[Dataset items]
>>>

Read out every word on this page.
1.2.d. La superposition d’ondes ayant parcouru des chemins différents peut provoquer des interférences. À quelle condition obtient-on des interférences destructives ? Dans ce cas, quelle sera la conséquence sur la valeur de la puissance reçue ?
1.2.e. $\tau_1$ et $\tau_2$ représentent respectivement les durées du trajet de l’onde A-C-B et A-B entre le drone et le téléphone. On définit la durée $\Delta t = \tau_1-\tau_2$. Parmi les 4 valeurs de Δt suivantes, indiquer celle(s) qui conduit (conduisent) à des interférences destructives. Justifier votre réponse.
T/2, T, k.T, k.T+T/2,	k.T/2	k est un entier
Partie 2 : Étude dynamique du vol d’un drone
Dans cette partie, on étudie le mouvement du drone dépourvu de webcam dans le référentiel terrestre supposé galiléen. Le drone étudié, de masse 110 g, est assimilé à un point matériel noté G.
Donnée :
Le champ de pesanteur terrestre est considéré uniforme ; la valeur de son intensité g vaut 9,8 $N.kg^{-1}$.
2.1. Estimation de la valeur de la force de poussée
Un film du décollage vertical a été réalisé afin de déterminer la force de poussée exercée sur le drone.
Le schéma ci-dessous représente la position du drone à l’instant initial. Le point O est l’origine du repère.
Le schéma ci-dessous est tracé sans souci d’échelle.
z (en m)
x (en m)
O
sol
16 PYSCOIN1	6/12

<<<

_Written exercise:_ Copy out all lines that carry the word "Dans".

_Complete answer:_
1.2.d. La superposition d’ondes ayant parcouru des chemins différents peut provoquer des interférences. À quelle condition obtient-on des interférences destructives ? Dans ce cas, quelle sera la conséquence sur la valeur de la puissance reçue ?
Dans cette partie, on étudie le mouvement du drone dépourvu de webcam dans le référentiel terrestre supposé galiléen. Le drone étudié, de masse 110 g, est assimilé à un point matériel noté G.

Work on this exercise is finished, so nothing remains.